··· Data listing ···

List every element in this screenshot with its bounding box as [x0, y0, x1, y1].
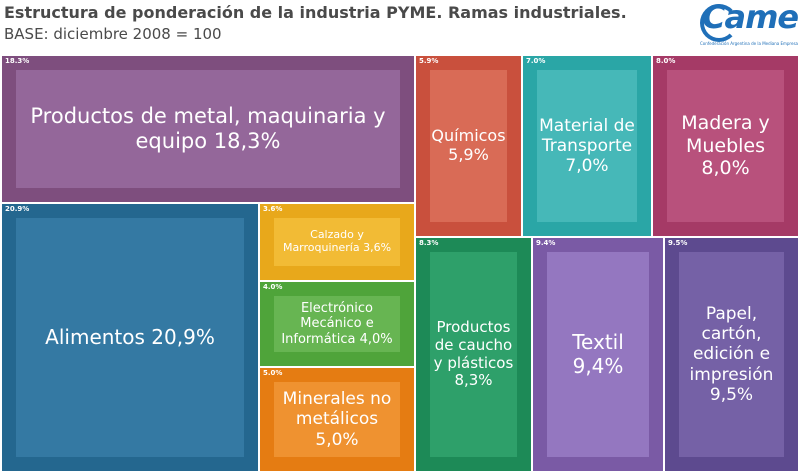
- tile-inner-metal: [16, 70, 400, 188]
- tile-caucho: 8.3% Productos de caucho y plásticos 8,3%: [416, 238, 531, 471]
- tile-value-label: 8.0%: [656, 57, 676, 65]
- tile-metal: 18.3% Productos de metal, maquinaria y equ…: [2, 56, 414, 202]
- tile-label: Productos de caucho y plásticos 8,3%: [433, 318, 514, 390]
- tile-value-label: 3.6%: [263, 205, 283, 213]
- tile-alimentos: 20.9% Alimentos 20,9%: [2, 204, 258, 471]
- tile-value-label: 8.3%: [419, 239, 439, 247]
- tile-value-label: 18.3%: [5, 57, 30, 65]
- tile-value-label: 9.4%: [536, 239, 556, 247]
- tile-value-label: 20.9%: [5, 205, 30, 213]
- tile-value-label: 5.0%: [263, 369, 283, 377]
- tile-inner-minerales: [274, 382, 400, 457]
- tile-value-label: 4.0%: [263, 283, 283, 291]
- tile-madera: 8.0% Madera y Muebles 8,0%: [653, 56, 798, 236]
- tile-inner-quimicos: [430, 70, 507, 222]
- logo-ring-icon: [700, 4, 738, 42]
- tile-label: Alimentos 20,9%: [45, 324, 215, 349]
- tile-inner-caucho: [430, 252, 517, 457]
- tile-electronico: 4.0% Electrónico Mecánico e Informática 4,0…: [260, 282, 414, 366]
- tile-label: Papel, cartón, edición e impresión 9,5%: [689, 304, 774, 405]
- tile-papel: 9.5% Papel, cartón, edición e impresión 9,5%: [665, 238, 798, 471]
- tile-label: Textil 9,4%: [572, 329, 624, 378]
- tile-label: Madera y Muebles 8,0%: [681, 112, 770, 180]
- chart-title: Estructura de ponderación de la industri…: [4, 3, 627, 22]
- tile-value-label: 5.9%: [419, 57, 439, 65]
- tile-value-label: 7.0%: [526, 57, 546, 65]
- tile-quimicos: 5.9% Químicos 5,9%: [416, 56, 521, 236]
- tile-inner-alimentos: [16, 218, 244, 457]
- tile-transporte: 7.0% Material de Transporte 7,0%: [523, 56, 651, 236]
- tile-inner-papel: [679, 252, 784, 457]
- tile-inner-madera: [667, 70, 784, 222]
- tile-calzado: 3.6% Calzado y Marroquinería 3,6%: [260, 204, 414, 280]
- tile-label: Calzado y Marroquinería 3,6%: [282, 228, 392, 254]
- tile-inner-calzado: [274, 218, 400, 266]
- tile-inner-electronico: [274, 296, 400, 352]
- tile-label: Minerales no metálicos 5,0%: [282, 389, 392, 450]
- logo-tagline: Confederación Argentina de la Mediana Em…: [700, 41, 798, 46]
- came-logo: Came Confederación Argentina de la Media…: [700, 0, 799, 54]
- chart-subtitle: BASE: diciembre 2008 = 100: [4, 25, 222, 43]
- tile-label: Material de Transporte 7,0%: [539, 115, 635, 177]
- logo-wordmark: Came: [702, 0, 799, 36]
- tile-minerales: 5.0% Minerales no metálicos 5,0%: [260, 368, 414, 471]
- tile-textil: 9.4% Textil 9,4%: [533, 238, 663, 471]
- tile-label: Químicos 5,9%: [431, 126, 506, 164]
- tile-inner-transporte: [537, 70, 637, 222]
- tile-label: Electrónico Mecánico e Informática 4,0%: [281, 301, 393, 347]
- tile-label: Productos de metal, maquinaria y equipo 1…: [30, 104, 386, 153]
- tile-value-label: 9.5%: [668, 239, 688, 247]
- tile-inner-textil: [547, 252, 649, 457]
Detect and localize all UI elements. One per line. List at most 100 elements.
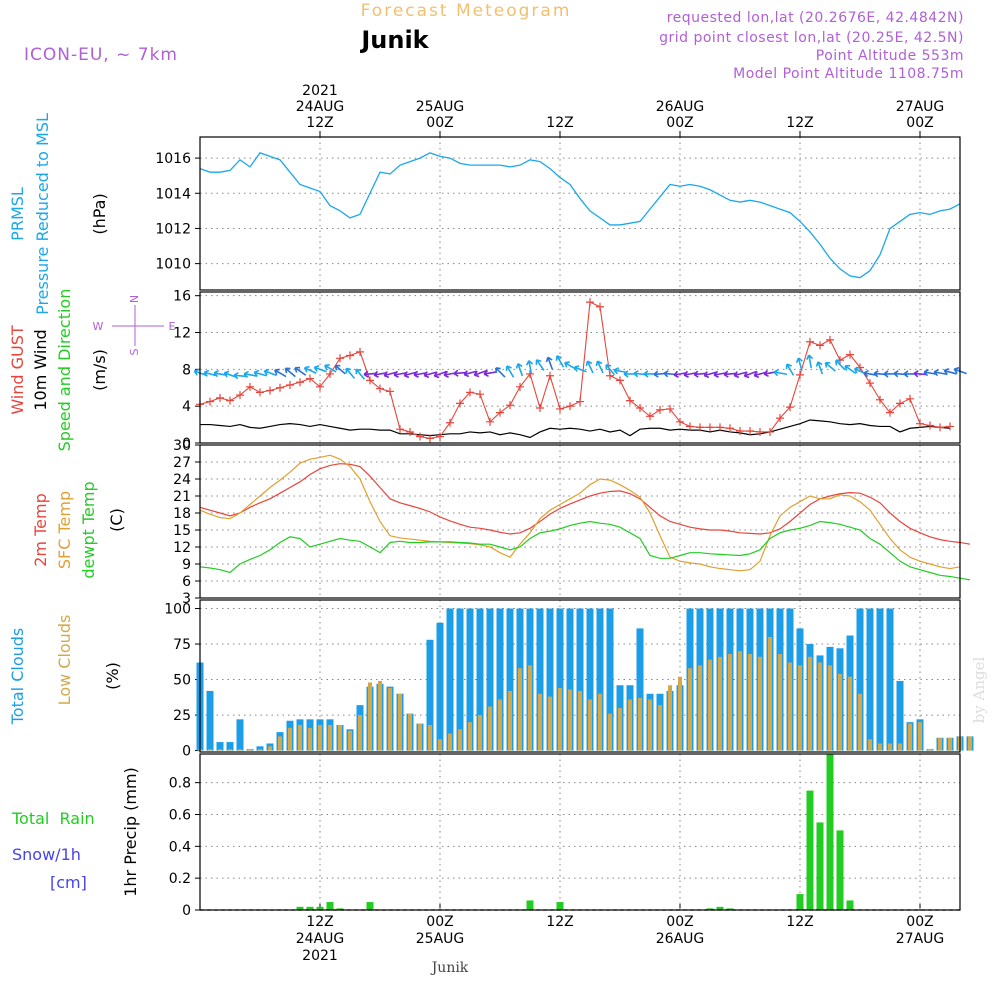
- wind-arrow: [483, 369, 498, 378]
- bottom-time-label: 12Z: [546, 914, 573, 930]
- panel-frame: [199, 753, 961, 911]
- low-cloud-bar: [238, 749, 242, 751]
- low-cloud-bar: [548, 696, 552, 751]
- gust-marker: [416, 432, 424, 441]
- low-cloud-bar: [658, 705, 662, 751]
- wind-arrow: [383, 371, 397, 379]
- bottom-time-label: 2021: [302, 948, 338, 964]
- bottom-time-label: 00Z: [666, 914, 693, 930]
- low-cloud-bar: [308, 727, 312, 751]
- y-tick-label: 8: [182, 362, 191, 378]
- total-cloud-bar: [576, 608, 584, 751]
- pressure-label-msl: Pressure Reduced to MSL: [33, 113, 52, 315]
- y-tick-label: 6: [182, 574, 191, 590]
- rain-bar: [326, 902, 334, 910]
- wind-arrow: [844, 364, 857, 375]
- low-cloud-bar: [748, 653, 752, 751]
- total-cloud-bar: [236, 719, 244, 751]
- sfctemp-line: [199, 454, 961, 572]
- low-cloud-bar: [668, 685, 672, 751]
- total-cloud-bar: [496, 608, 504, 751]
- wind-arrow: [274, 368, 287, 378]
- low-cloud-bar: [448, 733, 452, 751]
- gust-marker: [656, 405, 664, 414]
- rain-bar: [826, 754, 834, 910]
- model-label: ICON-EU, ~ 7km: [24, 45, 178, 65]
- gust-marker: [906, 394, 914, 403]
- gust-marker: [536, 404, 544, 413]
- y-tick-label: 1010: [155, 257, 191, 273]
- y-tick-label: 1016: [155, 151, 191, 167]
- gust-marker: [276, 383, 284, 392]
- wind-arrow: [203, 369, 217, 377]
- top-time-label: 25AUG: [416, 99, 465, 115]
- panel-frame: [199, 444, 961, 599]
- wind-arrow: [334, 364, 346, 375]
- top-time-label: 00Z: [666, 115, 693, 131]
- total-cloud-bar: [486, 608, 494, 751]
- low-cloud-bar: [488, 706, 492, 751]
- low-cloud-bar: [638, 698, 642, 751]
- low-cloud-bar: [758, 656, 762, 751]
- low-cloud-bar: [538, 693, 542, 751]
- wind-arrow: [324, 364, 337, 373]
- wind-arrow: [795, 357, 803, 371]
- low-cloud-bar: [628, 699, 632, 751]
- location-title: Junik: [359, 26, 429, 54]
- gust-marker: [706, 423, 714, 432]
- gust-marker: [726, 424, 734, 433]
- low-cloud-bar: [928, 749, 932, 751]
- total-cloud-bar: [256, 746, 264, 751]
- gust-marker: [446, 418, 454, 427]
- bottom-time-label: 12Z: [306, 914, 333, 930]
- top-time-label: 27AUG: [896, 99, 945, 115]
- gust-marker: [846, 350, 854, 359]
- low-cloud-bar: [848, 676, 852, 751]
- wind-arrow: [345, 367, 356, 379]
- compass-s: S: [128, 348, 141, 355]
- top-time-label: 00Z: [906, 115, 933, 131]
- gust-marker: [296, 378, 304, 387]
- gust-marker: [746, 427, 754, 436]
- gust-marker: [336, 354, 344, 363]
- gust-marker: [546, 371, 554, 380]
- compass-n: N: [128, 295, 141, 303]
- low-cloud-bar: [698, 665, 702, 751]
- low-cloud-bar: [558, 688, 562, 751]
- low-cloud-bar: [348, 730, 352, 751]
- y-tick-label: 0.2: [169, 871, 191, 887]
- total-cloud-bar: [886, 608, 894, 751]
- header: Forecast Meteogram Junik ICON-EU, ~ 7km …: [24, 1, 964, 82]
- gust-marker: [456, 399, 464, 408]
- total-cloud-bar: [636, 628, 644, 751]
- low-cloud-bar: [268, 746, 272, 751]
- gust-marker: [936, 423, 944, 432]
- low-cloud-bar: [588, 699, 592, 751]
- low-cloud-bar: [568, 689, 572, 751]
- top-time-label: 24AUG: [296, 99, 345, 115]
- compass-w: W: [93, 320, 104, 333]
- gust-marker: [666, 404, 674, 413]
- y-tick-label: 1012: [155, 221, 191, 237]
- gust-marker: [776, 414, 784, 423]
- gust-marker: [376, 384, 384, 393]
- gust-marker: [716, 423, 724, 432]
- low-cloud-bar: [478, 715, 482, 751]
- pressure-line: [199, 152, 961, 279]
- gust-marker: [736, 427, 744, 436]
- total-cloud-bar: [216, 742, 224, 751]
- low-cloud-bar: [618, 707, 622, 751]
- y-tick-label: 0: [182, 436, 191, 452]
- wind-arrow: [595, 360, 604, 374]
- gust-marker: [316, 382, 324, 391]
- gust-marker: [606, 371, 614, 380]
- low-cloud-bar: [518, 668, 522, 751]
- bottom-time-label: 26AUG: [656, 931, 705, 947]
- y-tick-label: 50: [173, 673, 191, 689]
- y-tick-label: 75: [173, 637, 191, 653]
- low-cloud-bar: [438, 739, 442, 751]
- rain-bar: [366, 902, 374, 910]
- rain-bar: [556, 902, 564, 910]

···

Problem to work on> Please rename "tile-value-label" to "tile-percent-label" in the items, beginning at the line that has "- tile-inner-metal: [16, 70, 400, 188]" and stopping after the line that has "- tile-value-label: 3.6%: [263, 205, 283, 213]". Return only those lines, with nothing else changed.

Exercise response>
- tile-inner-metal: [16, 70, 400, 188]
- tile-caucho: 8.3% Productos de caucho y plásticos 8,3%: [416, 238, 531, 471]
- tile-percent-label: 8.0%: [656, 57, 676, 65]
- tile-metal: 18.3% Productos de metal, maquinaria y equ…: [2, 56, 414, 202]
- tile-label: Productos de caucho y plásticos 8,3%: [433, 318, 514, 390]
- tile-percent-label: 3.6%: [263, 205, 283, 213]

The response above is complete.